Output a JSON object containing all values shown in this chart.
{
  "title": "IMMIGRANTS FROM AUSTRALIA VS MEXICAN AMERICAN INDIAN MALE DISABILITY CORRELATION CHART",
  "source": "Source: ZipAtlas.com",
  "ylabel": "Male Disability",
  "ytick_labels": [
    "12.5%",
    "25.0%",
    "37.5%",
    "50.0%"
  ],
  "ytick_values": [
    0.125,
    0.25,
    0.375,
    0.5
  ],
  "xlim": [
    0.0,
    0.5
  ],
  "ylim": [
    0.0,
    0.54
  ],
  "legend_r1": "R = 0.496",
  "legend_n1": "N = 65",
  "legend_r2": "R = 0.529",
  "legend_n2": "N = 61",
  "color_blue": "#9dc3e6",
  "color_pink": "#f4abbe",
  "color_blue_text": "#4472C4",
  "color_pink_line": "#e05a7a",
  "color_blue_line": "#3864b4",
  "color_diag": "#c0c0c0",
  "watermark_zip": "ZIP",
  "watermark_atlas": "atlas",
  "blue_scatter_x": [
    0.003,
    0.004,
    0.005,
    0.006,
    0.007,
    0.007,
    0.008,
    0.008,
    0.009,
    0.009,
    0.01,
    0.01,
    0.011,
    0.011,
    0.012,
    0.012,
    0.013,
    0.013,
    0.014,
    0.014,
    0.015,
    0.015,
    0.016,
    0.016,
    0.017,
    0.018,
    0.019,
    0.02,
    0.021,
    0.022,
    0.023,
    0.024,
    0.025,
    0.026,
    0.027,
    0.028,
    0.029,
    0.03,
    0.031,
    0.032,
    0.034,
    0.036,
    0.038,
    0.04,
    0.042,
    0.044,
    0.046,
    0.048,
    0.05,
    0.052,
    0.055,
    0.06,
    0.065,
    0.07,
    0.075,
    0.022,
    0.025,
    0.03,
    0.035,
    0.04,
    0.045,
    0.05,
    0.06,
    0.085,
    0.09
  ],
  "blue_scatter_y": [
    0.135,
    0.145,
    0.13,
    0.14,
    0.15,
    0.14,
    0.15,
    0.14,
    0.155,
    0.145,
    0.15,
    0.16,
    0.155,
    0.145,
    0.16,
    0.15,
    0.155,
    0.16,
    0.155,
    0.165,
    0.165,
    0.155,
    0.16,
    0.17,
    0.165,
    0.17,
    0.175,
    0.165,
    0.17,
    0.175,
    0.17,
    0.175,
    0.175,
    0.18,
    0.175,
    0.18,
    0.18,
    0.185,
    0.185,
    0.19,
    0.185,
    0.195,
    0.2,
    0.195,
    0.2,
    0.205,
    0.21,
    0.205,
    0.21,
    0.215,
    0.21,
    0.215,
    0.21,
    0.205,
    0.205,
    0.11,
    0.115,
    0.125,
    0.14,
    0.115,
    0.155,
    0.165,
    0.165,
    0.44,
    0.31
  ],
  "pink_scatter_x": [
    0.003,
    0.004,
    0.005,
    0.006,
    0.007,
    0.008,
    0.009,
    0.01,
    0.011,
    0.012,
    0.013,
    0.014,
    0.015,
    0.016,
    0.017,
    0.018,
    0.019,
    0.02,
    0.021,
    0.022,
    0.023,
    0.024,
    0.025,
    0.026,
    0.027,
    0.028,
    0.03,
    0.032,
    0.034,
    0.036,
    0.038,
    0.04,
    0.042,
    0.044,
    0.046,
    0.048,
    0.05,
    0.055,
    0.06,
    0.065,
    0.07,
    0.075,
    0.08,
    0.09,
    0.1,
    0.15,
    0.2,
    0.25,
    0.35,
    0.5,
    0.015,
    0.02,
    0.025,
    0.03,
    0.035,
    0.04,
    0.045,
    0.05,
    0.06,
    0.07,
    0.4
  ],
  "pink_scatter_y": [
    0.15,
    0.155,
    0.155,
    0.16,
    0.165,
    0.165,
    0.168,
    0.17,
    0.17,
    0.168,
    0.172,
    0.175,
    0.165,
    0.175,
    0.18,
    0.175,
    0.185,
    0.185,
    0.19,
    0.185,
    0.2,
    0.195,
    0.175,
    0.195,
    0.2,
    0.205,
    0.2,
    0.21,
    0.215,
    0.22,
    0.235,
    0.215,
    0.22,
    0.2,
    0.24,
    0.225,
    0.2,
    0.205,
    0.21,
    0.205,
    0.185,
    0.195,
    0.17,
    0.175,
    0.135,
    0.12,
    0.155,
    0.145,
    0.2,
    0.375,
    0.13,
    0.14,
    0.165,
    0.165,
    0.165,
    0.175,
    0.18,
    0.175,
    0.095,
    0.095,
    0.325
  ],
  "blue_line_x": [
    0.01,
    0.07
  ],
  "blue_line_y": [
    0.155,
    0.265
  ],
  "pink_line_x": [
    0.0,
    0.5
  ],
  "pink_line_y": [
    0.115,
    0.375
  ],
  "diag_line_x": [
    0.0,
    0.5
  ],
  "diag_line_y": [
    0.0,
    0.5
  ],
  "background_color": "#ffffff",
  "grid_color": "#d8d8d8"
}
================
Transcribe every entry word for word.

Output a JSON object containing all values shown in this chart.
{
  "title": "IMMIGRANTS FROM AUSTRALIA VS MEXICAN AMERICAN INDIAN MALE DISABILITY CORRELATION CHART",
  "source": "Source: ZipAtlas.com",
  "ylabel": "Male Disability",
  "ytick_labels": [
    "12.5%",
    "25.0%",
    "37.5%",
    "50.0%"
  ],
  "ytick_values": [
    0.125,
    0.25,
    0.375,
    0.5
  ],
  "xlim": [
    0.0,
    0.5
  ],
  "ylim": [
    0.0,
    0.54
  ],
  "legend_r1": "R = 0.496",
  "legend_n1": "N = 65",
  "legend_r2": "R = 0.529",
  "legend_n2": "N = 61",
  "color_blue": "#9dc3e6",
  "color_pink": "#f4abbe",
  "color_blue_text": "#4472C4",
  "color_pink_line": "#e05a7a",
  "color_blue_line": "#3864b4",
  "color_diag": "#c0c0c0",
  "watermark_zip": "ZIP",
  "watermark_atlas": "atlas",
  "blue_scatter_x": [
    0.003,
    0.004,
    0.005,
    0.006,
    0.007,
    0.007,
    0.008,
    0.008,
    0.009,
    0.009,
    0.01,
    0.01,
    0.011,
    0.011,
    0.012,
    0.012,
    0.013,
    0.013,
    0.014,
    0.014,
    0.015,
    0.015,
    0.016,
    0.016,
    0.017,
    0.018,
    0.019,
    0.02,
    0.021,
    0.022,
    0.023,
    0.024,
    0.025,
    0.026,
    0.027,
    0.028,
    0.029,
    0.03,
    0.031,
    0.032,
    0.034,
    0.036,
    0.038,
    0.04,
    0.042,
    0.044,
    0.046,
    0.048,
    0.05,
    0.052,
    0.055,
    0.06,
    0.065,
    0.07,
    0.075,
    0.022,
    0.025,
    0.03,
    0.035,
    0.04,
    0.045,
    0.05,
    0.06,
    0.085,
    0.09
  ],
  "blue_scatter_y": [
    0.135,
    0.145,
    0.13,
    0.14,
    0.15,
    0.14,
    0.15,
    0.14,
    0.155,
    0.145,
    0.15,
    0.16,
    0.155,
    0.145,
    0.16,
    0.15,
    0.155,
    0.16,
    0.155,
    0.165,
    0.165,
    0.155,
    0.16,
    0.17,
    0.165,
    0.17,
    0.175,
    0.165,
    0.17,
    0.175,
    0.17,
    0.175,
    0.175,
    0.18,
    0.175,
    0.18,
    0.18,
    0.185,
    0.185,
    0.19,
    0.185,
    0.195,
    0.2,
    0.195,
    0.2,
    0.205,
    0.21,
    0.205,
    0.21,
    0.215,
    0.21,
    0.215,
    0.21,
    0.205,
    0.205,
    0.11,
    0.115,
    0.125,
    0.14,
    0.115,
    0.155,
    0.165,
    0.165,
    0.44,
    0.31
  ],
  "pink_scatter_x": [
    0.003,
    0.004,
    0.005,
    0.006,
    0.007,
    0.008,
    0.009,
    0.01,
    0.011,
    0.012,
    0.013,
    0.014,
    0.015,
    0.016,
    0.017,
    0.018,
    0.019,
    0.02,
    0.021,
    0.022,
    0.023,
    0.024,
    0.025,
    0.026,
    0.027,
    0.028,
    0.03,
    0.032,
    0.034,
    0.036,
    0.038,
    0.04,
    0.042,
    0.044,
    0.046,
    0.048,
    0.05,
    0.055,
    0.06,
    0.065,
    0.07,
    0.075,
    0.08,
    0.09,
    0.1,
    0.15,
    0.2,
    0.25,
    0.35,
    0.5,
    0.015,
    0.02,
    0.025,
    0.03,
    0.035,
    0.04,
    0.045,
    0.05,
    0.06,
    0.07,
    0.4
  ],
  "pink_scatter_y": [
    0.15,
    0.155,
    0.155,
    0.16,
    0.165,
    0.165,
    0.168,
    0.17,
    0.17,
    0.168,
    0.172,
    0.175,
    0.165,
    0.175,
    0.18,
    0.175,
    0.185,
    0.185,
    0.19,
    0.185,
    0.2,
    0.195,
    0.175,
    0.195,
    0.2,
    0.205,
    0.2,
    0.21,
    0.215,
    0.22,
    0.235,
    0.215,
    0.22,
    0.2,
    0.24,
    0.225,
    0.2,
    0.205,
    0.21,
    0.205,
    0.185,
    0.195,
    0.17,
    0.175,
    0.135,
    0.12,
    0.155,
    0.145,
    0.2,
    0.375,
    0.13,
    0.14,
    0.165,
    0.165,
    0.165,
    0.175,
    0.18,
    0.175,
    0.095,
    0.095,
    0.325
  ],
  "blue_line_x": [
    0.01,
    0.07
  ],
  "blue_line_y": [
    0.155,
    0.265
  ],
  "pink_line_x": [
    0.0,
    0.5
  ],
  "pink_line_y": [
    0.115,
    0.375
  ],
  "diag_line_x": [
    0.0,
    0.5
  ],
  "diag_line_y": [
    0.0,
    0.5
  ],
  "background_color": "#ffffff",
  "grid_color": "#d8d8d8"
}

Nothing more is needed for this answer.